◆ OBJECTIFS:
1) Recopiez mot pour mot, dans le texte à lire, le passage allant de « Larguer les amarres ! » jusqu'à « la première fois. ».
2) D'après le texte à lire, quelle était la longueur de l'embarcation ?
3) Relevez, dans le texte à lire, tout ce qui ne venait pas chahuter le départ.

◆ TEXTE À LIRE:
================
La liberté selon Benjamin Ferré

Larguer les amarres ! Quel sentiment de jouissance profonde. Je me souviens encore de ce rituel si exaltant pendant les deux années où je me préparais à traverser l’Atlantique en solitaire pour la première fois.

 

Mon embarcation ne mesurait que 6,50 mètres. J’aimais cette idée qu’à n’importe quelle heure du jour ou de la nuit, il me suffisait de décrocher le bout d’amarrage, de pousser l’étrave de ma petite embarcation vers le large, de courir le long du ponton en tenant à bout de bras ma cabane flottante pour lui donner de l’élan avant de bondir au-dessus du balcon arrière sur une dernière impulsion, et l’aventure débutait. Déjà les voiles se gonflaient et il se dessinait derrière moi un fin sillage blanc et lumineux synonyme d’un appareillage silencieux pour un voyage des plus bavards.

 

Ni le ronronnement d’un moteur, ni les gestes robotiques d’une hôtesse de l’air, ni le retentissement soudain du sifflet d’un agent de gare dépêchant les derniers voyageurs à embarquer, ne venait chahuter mon départ.
================
(Entrées de disposition spatiale)
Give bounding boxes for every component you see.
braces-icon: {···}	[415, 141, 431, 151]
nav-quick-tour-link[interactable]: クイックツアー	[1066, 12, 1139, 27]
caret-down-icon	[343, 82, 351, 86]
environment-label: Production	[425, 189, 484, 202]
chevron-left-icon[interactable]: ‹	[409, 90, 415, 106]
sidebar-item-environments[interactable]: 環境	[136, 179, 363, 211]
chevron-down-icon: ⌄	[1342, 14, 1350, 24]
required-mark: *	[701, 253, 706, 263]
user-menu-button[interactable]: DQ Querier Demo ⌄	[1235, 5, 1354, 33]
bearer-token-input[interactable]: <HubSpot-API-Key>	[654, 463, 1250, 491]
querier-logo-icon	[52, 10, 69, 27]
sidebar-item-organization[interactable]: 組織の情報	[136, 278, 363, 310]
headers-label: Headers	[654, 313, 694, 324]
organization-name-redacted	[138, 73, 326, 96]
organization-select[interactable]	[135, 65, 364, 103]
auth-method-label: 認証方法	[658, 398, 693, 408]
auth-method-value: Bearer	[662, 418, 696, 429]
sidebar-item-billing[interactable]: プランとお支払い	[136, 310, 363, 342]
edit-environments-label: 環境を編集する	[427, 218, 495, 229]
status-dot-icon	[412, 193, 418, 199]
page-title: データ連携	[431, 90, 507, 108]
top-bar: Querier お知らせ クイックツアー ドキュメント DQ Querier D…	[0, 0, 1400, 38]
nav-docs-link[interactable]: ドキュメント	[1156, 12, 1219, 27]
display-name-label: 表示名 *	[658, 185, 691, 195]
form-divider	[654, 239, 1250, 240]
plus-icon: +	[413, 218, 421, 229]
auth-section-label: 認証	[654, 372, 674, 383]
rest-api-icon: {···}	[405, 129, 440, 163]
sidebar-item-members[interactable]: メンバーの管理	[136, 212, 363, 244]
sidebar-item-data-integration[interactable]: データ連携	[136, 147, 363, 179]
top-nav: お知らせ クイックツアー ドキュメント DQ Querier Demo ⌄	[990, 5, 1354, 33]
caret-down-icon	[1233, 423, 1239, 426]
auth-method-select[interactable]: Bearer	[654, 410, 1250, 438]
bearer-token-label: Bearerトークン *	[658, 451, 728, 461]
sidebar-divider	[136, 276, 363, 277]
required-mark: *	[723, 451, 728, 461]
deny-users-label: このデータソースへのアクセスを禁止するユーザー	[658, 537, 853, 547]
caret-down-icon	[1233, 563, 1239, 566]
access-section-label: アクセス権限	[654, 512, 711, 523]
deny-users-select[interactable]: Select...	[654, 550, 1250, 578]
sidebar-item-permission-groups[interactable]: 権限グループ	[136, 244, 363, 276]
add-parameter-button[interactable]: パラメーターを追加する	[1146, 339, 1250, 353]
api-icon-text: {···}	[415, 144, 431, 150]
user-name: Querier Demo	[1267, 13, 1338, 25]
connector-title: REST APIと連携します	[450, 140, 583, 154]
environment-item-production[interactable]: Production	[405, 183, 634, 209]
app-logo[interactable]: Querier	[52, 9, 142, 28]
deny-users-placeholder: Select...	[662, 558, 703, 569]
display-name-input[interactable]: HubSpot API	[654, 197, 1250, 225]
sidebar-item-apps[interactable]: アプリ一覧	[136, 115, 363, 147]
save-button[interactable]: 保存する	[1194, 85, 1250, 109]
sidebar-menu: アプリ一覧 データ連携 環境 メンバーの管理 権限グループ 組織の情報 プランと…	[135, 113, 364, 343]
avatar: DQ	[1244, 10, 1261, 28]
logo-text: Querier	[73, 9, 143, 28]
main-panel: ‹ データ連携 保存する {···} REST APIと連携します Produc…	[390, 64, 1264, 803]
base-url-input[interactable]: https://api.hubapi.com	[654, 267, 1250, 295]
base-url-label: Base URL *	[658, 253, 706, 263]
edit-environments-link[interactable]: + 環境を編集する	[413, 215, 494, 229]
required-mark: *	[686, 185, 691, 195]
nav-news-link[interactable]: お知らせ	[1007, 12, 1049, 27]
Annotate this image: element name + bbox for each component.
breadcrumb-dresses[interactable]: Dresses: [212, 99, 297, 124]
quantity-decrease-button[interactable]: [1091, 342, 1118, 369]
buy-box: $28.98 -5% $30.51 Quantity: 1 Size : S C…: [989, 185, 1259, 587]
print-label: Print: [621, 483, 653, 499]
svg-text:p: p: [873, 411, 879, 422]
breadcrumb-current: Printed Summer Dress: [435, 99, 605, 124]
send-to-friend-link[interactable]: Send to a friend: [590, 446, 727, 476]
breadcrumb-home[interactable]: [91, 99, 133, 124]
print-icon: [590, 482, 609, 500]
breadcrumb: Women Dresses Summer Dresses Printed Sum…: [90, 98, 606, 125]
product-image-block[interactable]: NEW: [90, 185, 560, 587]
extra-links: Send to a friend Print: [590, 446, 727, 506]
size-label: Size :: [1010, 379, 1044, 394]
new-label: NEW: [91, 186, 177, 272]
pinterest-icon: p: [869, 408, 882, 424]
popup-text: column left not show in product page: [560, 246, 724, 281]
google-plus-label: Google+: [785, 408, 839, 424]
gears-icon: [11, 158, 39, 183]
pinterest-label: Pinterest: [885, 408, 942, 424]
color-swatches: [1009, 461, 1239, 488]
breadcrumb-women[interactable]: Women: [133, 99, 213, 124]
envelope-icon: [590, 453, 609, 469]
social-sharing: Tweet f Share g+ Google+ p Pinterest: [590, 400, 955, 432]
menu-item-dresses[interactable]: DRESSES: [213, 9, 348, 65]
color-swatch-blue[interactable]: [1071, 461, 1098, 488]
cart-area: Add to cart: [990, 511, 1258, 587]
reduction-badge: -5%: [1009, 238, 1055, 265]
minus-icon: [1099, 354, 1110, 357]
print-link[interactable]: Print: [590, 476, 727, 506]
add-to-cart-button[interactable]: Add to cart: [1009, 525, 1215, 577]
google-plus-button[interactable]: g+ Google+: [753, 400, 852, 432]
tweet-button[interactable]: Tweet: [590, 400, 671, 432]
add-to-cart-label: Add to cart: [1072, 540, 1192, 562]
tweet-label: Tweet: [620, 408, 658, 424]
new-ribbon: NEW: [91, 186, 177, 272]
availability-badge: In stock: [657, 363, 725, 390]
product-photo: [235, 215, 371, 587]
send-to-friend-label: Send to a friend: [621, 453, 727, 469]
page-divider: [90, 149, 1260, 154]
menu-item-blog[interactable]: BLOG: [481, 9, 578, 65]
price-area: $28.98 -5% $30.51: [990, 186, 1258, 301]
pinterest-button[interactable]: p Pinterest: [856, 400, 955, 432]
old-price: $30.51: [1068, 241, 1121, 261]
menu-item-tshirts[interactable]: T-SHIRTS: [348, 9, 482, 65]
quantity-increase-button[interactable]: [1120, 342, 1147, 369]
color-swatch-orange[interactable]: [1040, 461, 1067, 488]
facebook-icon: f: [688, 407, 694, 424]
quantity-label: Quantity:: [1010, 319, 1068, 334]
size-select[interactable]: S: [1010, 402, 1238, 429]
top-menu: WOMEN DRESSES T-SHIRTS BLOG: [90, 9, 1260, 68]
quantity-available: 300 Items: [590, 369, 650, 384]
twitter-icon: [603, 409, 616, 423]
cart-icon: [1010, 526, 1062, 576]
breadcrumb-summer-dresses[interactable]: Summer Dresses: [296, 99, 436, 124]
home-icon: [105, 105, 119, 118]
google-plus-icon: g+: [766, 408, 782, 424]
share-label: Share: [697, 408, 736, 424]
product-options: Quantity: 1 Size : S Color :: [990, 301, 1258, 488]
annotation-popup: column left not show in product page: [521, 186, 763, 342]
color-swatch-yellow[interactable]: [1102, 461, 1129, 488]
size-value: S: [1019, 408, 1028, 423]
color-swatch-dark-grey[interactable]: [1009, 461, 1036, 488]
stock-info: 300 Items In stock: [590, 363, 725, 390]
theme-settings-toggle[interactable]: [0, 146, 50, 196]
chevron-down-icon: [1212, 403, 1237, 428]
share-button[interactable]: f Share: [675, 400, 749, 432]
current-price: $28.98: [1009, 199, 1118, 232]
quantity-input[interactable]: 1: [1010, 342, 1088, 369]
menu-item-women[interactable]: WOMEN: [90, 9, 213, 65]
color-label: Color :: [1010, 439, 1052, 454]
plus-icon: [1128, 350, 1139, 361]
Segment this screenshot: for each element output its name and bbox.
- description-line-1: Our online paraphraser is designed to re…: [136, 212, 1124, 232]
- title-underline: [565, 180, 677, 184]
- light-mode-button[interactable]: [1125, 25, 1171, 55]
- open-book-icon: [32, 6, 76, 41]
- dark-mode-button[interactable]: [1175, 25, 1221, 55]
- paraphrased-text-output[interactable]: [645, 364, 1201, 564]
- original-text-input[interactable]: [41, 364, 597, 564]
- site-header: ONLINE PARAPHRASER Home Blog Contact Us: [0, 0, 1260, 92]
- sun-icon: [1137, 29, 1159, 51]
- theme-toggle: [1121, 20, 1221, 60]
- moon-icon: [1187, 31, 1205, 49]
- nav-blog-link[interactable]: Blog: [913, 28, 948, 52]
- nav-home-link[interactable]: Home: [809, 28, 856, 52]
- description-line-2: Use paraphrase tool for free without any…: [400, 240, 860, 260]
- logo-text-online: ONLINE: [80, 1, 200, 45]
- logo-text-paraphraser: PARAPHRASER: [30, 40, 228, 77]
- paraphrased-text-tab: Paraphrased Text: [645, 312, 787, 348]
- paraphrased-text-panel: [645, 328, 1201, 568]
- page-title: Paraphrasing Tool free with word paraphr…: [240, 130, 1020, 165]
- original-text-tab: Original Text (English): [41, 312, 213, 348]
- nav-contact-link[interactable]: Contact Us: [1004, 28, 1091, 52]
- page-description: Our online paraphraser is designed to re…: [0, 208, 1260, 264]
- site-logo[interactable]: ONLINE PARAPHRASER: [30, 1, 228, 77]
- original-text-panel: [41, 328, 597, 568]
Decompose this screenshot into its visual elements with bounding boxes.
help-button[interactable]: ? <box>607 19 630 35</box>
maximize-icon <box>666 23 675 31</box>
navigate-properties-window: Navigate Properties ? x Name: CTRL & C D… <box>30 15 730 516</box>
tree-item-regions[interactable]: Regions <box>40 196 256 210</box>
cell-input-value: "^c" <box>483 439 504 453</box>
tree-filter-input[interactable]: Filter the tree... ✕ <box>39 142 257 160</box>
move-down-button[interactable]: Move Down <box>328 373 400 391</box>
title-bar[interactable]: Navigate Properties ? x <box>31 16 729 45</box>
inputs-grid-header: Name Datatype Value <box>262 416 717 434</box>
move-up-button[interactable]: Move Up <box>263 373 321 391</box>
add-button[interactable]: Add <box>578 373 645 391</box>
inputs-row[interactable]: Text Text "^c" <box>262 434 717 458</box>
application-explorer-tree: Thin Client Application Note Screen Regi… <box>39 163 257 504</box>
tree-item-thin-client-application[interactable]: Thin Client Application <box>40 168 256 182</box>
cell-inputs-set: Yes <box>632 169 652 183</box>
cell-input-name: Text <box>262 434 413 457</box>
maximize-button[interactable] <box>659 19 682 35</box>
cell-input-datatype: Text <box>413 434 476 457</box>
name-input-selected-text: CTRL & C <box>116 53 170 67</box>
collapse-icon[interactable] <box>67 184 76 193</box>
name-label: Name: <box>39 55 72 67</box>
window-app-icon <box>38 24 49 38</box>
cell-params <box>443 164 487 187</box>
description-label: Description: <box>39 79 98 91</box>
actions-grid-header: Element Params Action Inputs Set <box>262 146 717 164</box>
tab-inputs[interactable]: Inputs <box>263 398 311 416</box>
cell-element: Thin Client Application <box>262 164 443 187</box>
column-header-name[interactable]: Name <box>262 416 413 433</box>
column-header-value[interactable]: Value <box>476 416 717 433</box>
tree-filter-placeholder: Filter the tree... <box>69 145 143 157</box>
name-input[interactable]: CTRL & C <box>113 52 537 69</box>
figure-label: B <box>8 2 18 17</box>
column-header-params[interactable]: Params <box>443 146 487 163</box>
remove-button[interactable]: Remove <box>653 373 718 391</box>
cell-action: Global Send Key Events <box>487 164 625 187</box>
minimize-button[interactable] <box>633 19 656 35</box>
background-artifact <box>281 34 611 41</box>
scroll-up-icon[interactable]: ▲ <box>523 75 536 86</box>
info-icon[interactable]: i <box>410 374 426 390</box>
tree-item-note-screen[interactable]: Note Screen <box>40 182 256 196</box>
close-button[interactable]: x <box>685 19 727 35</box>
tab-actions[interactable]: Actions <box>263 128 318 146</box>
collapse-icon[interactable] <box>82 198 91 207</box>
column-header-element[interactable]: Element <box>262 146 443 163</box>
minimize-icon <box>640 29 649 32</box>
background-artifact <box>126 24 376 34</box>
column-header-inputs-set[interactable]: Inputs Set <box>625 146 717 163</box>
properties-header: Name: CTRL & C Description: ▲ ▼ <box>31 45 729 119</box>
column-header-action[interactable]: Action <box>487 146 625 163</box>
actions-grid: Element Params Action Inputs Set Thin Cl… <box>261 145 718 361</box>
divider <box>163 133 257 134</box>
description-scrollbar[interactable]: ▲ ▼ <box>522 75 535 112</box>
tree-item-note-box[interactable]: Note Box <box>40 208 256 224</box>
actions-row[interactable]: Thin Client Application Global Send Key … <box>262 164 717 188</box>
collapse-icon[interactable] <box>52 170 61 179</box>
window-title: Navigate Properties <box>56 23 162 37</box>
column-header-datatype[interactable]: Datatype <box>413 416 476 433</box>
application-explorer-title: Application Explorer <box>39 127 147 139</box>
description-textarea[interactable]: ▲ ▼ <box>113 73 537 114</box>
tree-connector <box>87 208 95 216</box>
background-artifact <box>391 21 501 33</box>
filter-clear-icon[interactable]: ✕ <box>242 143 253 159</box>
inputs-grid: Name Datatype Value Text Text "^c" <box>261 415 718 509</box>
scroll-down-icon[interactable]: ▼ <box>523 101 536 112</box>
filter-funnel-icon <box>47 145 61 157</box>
================
◆ RÉPONSES RÉDIGÉES:
1)
Larguer les amarres ! Quel sentiment de jouissance profonde. Je me souviens encore de ce rituel si exaltant pendant les deux années où je me préparais à traverser l’Atlantique en solitaire pour la première fois.

2) 6,50 mètres.

3)
- le ronronnement d'un moteur
- les gestes robotiques d'une hôtesse de l'air
- le retentissement soudain du sifflet d'un agent de gare dépêchant les derniers voyageurs à embarquer